# [What is being asked]
Only a number is wanted: how many lines of the entries include the string "ROOPAIND"?

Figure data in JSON
· · · · · · ·

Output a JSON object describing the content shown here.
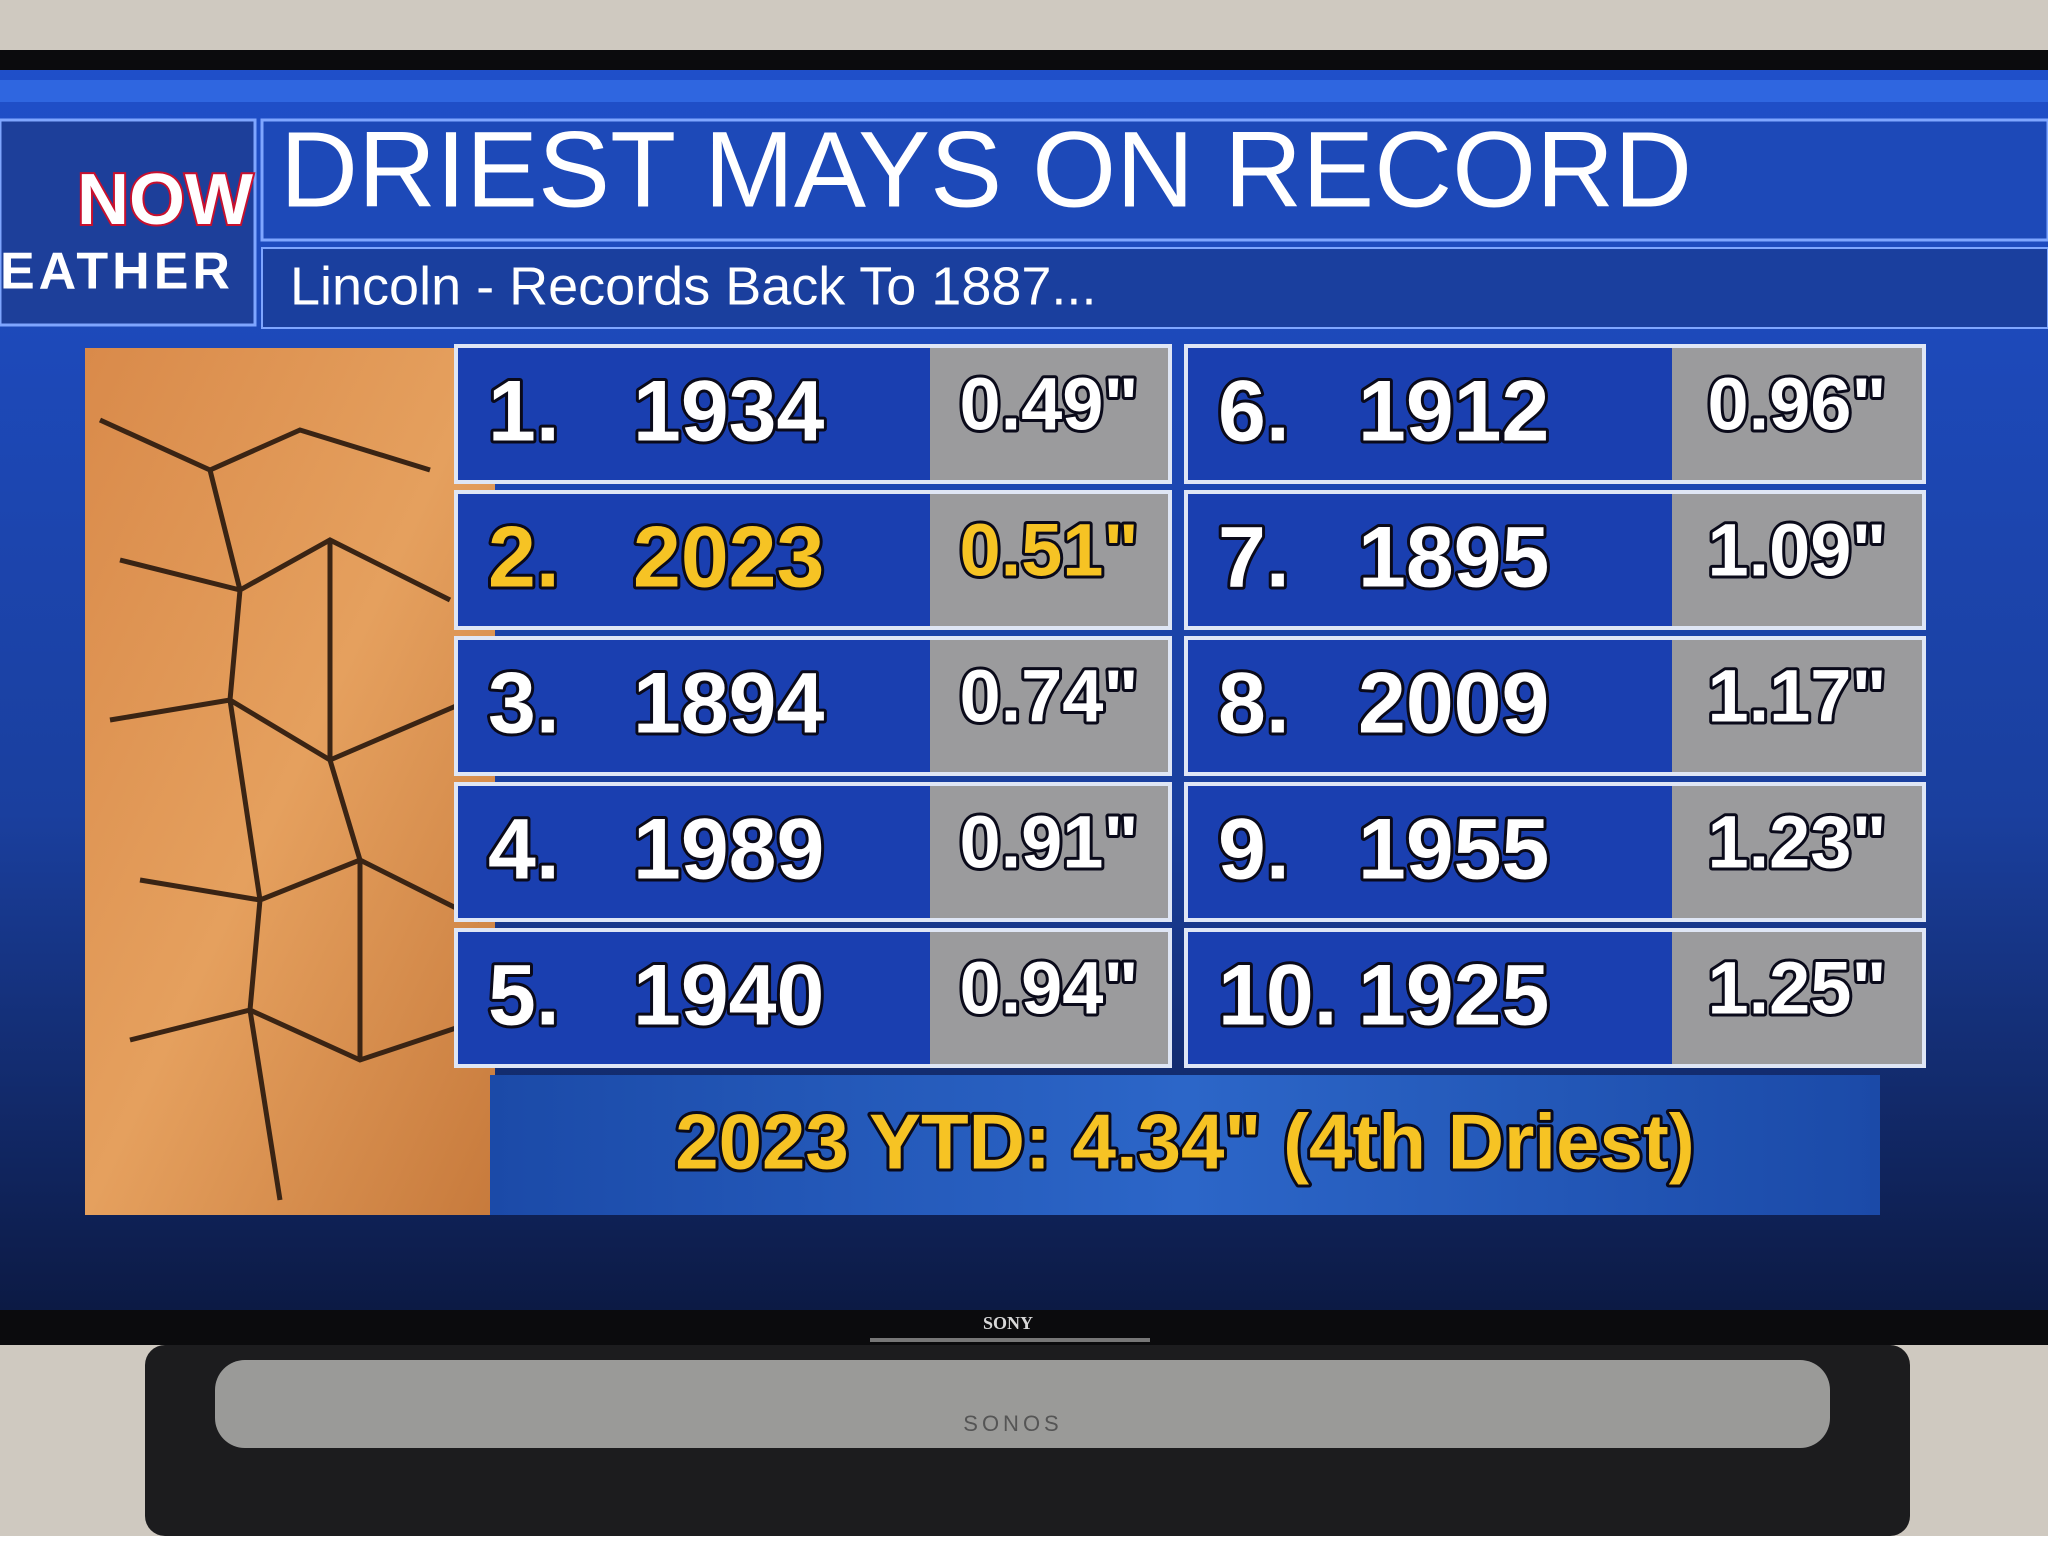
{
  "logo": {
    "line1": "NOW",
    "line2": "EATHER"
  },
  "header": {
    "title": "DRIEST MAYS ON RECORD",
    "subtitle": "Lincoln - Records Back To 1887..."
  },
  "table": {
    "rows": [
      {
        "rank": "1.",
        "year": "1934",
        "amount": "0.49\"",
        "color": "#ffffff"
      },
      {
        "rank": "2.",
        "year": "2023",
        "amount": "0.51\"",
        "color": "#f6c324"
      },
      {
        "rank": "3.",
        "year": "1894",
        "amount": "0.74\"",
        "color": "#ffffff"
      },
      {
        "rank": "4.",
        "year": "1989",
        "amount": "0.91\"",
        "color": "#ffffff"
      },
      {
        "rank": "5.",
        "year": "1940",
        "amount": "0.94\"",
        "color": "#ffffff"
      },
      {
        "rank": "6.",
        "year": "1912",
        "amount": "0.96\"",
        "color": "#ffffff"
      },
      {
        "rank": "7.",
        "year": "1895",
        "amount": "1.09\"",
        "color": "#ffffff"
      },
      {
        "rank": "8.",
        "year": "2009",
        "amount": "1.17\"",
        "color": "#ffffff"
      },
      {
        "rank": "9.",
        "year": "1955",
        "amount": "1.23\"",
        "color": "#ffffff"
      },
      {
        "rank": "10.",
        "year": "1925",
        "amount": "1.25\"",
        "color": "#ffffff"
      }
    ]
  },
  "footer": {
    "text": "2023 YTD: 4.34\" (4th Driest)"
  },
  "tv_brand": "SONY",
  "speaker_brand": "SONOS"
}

· · · · · · ·

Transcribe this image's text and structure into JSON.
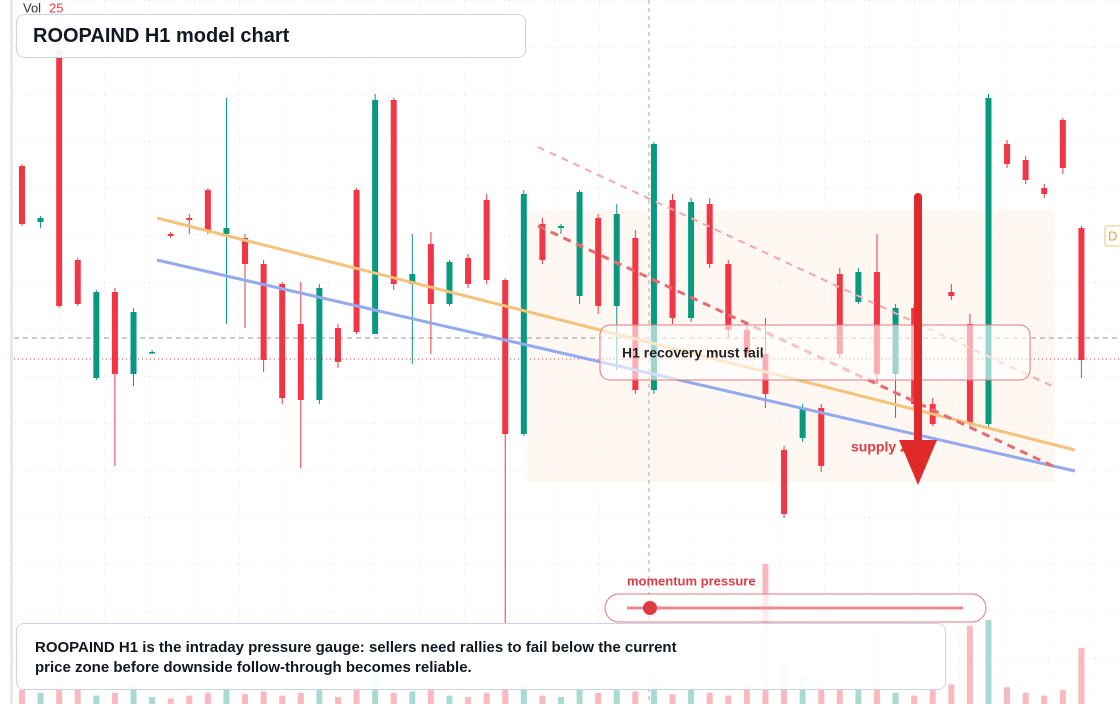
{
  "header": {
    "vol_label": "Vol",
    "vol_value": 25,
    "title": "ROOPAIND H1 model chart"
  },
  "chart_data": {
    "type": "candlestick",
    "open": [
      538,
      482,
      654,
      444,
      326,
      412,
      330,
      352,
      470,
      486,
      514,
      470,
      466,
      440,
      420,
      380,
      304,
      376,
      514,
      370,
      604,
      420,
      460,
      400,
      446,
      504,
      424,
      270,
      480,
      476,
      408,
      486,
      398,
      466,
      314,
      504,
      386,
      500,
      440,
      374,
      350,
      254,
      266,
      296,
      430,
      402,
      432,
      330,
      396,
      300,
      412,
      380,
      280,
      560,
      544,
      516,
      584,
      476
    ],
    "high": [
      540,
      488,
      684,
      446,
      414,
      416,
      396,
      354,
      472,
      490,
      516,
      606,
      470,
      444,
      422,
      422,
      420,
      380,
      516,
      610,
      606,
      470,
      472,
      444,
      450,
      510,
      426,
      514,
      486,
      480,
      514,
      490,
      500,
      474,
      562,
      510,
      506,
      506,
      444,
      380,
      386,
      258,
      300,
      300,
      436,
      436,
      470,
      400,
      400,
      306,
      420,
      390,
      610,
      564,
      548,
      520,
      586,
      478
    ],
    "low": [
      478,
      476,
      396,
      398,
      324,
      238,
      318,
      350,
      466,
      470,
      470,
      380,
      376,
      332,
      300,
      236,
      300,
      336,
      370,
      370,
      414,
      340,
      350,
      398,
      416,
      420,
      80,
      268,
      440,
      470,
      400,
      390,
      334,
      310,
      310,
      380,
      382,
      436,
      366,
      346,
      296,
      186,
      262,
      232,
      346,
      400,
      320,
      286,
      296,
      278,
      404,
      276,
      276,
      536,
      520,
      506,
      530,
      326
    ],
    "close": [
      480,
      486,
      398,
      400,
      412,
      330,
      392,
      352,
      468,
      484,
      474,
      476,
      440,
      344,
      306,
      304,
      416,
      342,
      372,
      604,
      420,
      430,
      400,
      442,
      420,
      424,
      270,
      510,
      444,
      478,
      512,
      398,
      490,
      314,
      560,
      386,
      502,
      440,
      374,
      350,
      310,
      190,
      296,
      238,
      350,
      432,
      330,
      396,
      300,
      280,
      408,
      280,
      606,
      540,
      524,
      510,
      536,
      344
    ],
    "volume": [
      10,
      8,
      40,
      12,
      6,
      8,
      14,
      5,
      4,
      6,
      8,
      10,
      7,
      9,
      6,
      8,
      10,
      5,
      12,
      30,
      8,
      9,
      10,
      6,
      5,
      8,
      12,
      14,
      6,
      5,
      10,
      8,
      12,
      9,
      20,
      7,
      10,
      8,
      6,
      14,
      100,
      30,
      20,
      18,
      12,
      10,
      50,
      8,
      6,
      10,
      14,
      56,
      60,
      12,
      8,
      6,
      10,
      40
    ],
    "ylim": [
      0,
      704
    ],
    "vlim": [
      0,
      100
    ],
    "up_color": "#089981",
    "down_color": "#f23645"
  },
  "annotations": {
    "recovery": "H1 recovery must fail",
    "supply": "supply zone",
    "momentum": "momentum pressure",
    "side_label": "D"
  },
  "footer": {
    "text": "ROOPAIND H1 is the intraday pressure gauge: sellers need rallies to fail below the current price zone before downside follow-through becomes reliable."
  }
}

· · · · · · ·

# [Solution for this task]
2